* begin *

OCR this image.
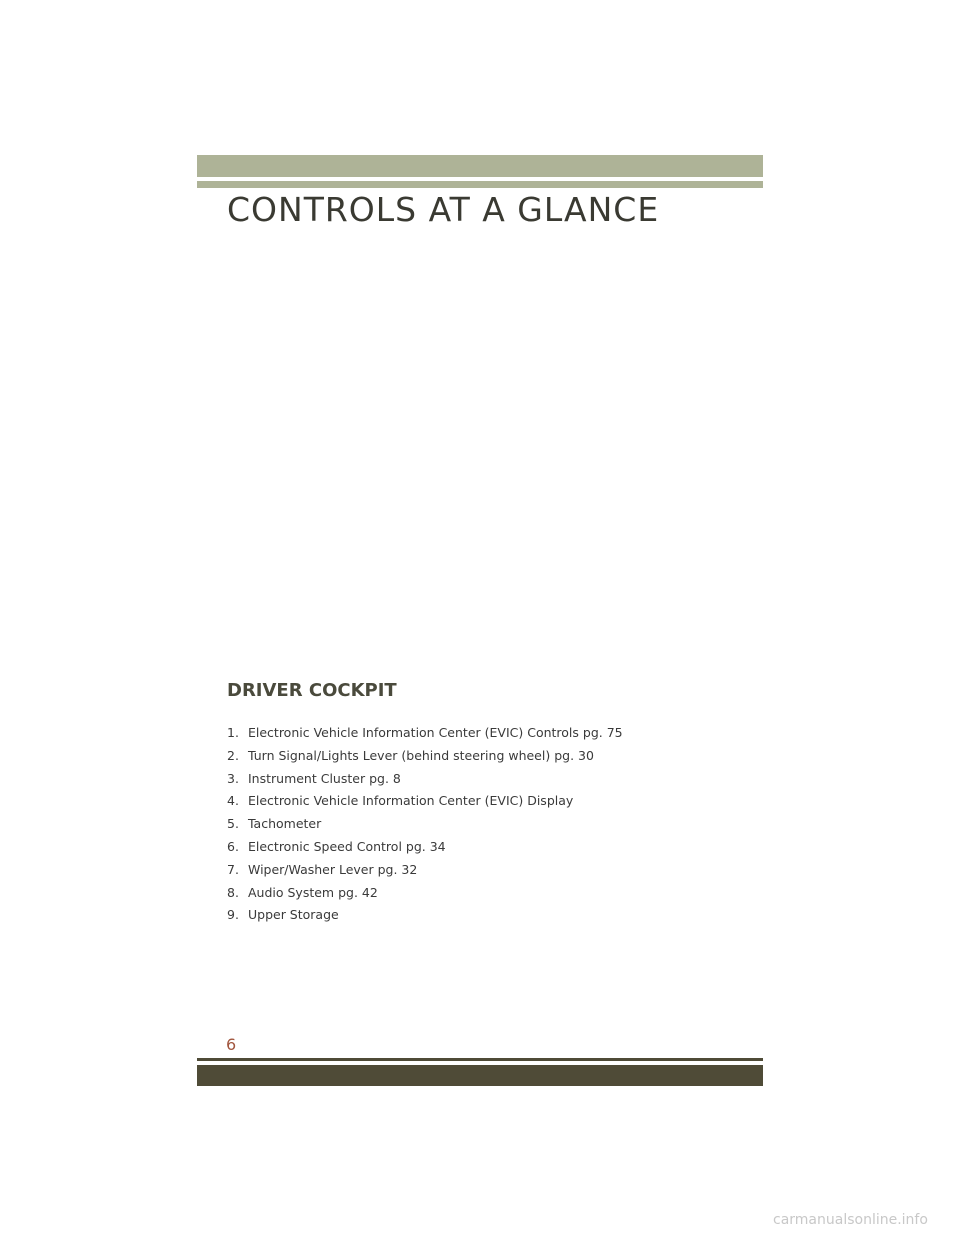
CONTROLS AT A GLANCE
DRIVER COCKPIT
1. Electronic Vehicle Information Center (EVIC) Controls pg. 75
2. Turn Signal/Lights Lever (behind steering wheel) pg. 30
3. Instrument Cluster pg. 8
4. Electronic Vehicle Information Center (EVIC) Display
5. Tachometer
6. Electronic Speed Control pg. 34
7. Wiper/Washer Lever pg. 32
8. Audio System pg. 42
9. Upper Storage
6
carmanualsonline.info
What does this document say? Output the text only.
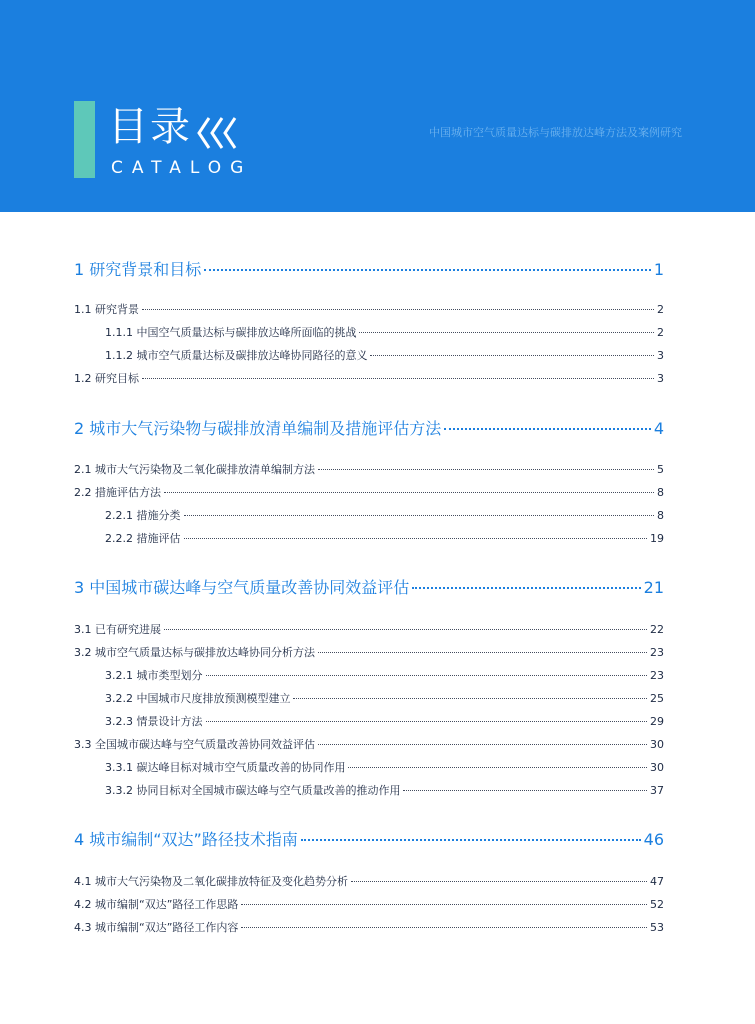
目录
CATALOG
中国城市空气质量达标与碳排放达峰方法及案例研究
1 研究背景和目标	1
1.1 研究背景	2
1.1.1 中国空气质量达标与碳排放达峰所面临的挑战	2
1.1.2 城市空气质量达标及碳排放达峰协同路径的意义	3
1.2 研究目标	3
2 城市大气污染物与碳排放清单编制及措施评估方法	4
2.1 城市大气污染物及二氧化碳排放清单编制方法	5
2.2 措施评估方法	8
2.2.1 措施分类	8
2.2.2 措施评估	19
3 中国城市碳达峰与空气质量改善协同效益评估	21
3.1 已有研究进展	22
3.2 城市空气质量达标与碳排放达峰协同分析方法	23
3.2.1 城市类型划分	23
3.2.2 中国城市尺度排放预测模型建立	25
3.2.3 情景设计方法	29
3.3 全国城市碳达峰与空气质量改善协同效益评估	30
3.3.1 碳达峰目标对城市空气质量改善的协同作用	30
3.3.2 协同目标对全国城市碳达峰与空气质量改善的推动作用	37
4 城市编制“双达”路径技术指南	46
4.1 城市大气污染物及二氧化碳排放特征及变化趋势分析	47
4.2 城市编制“双达”路径工作思路	52
4.3 城市编制“双达”路径工作内容	53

* end *

### REQUIRED TASK
Read the entries above, then pull out the lines that include "Lever".

### FINAL RESULT
2. Turn Signal/Lights Lever (behind steering wheel) pg. 30
7. Wiper/Washer Lever pg. 32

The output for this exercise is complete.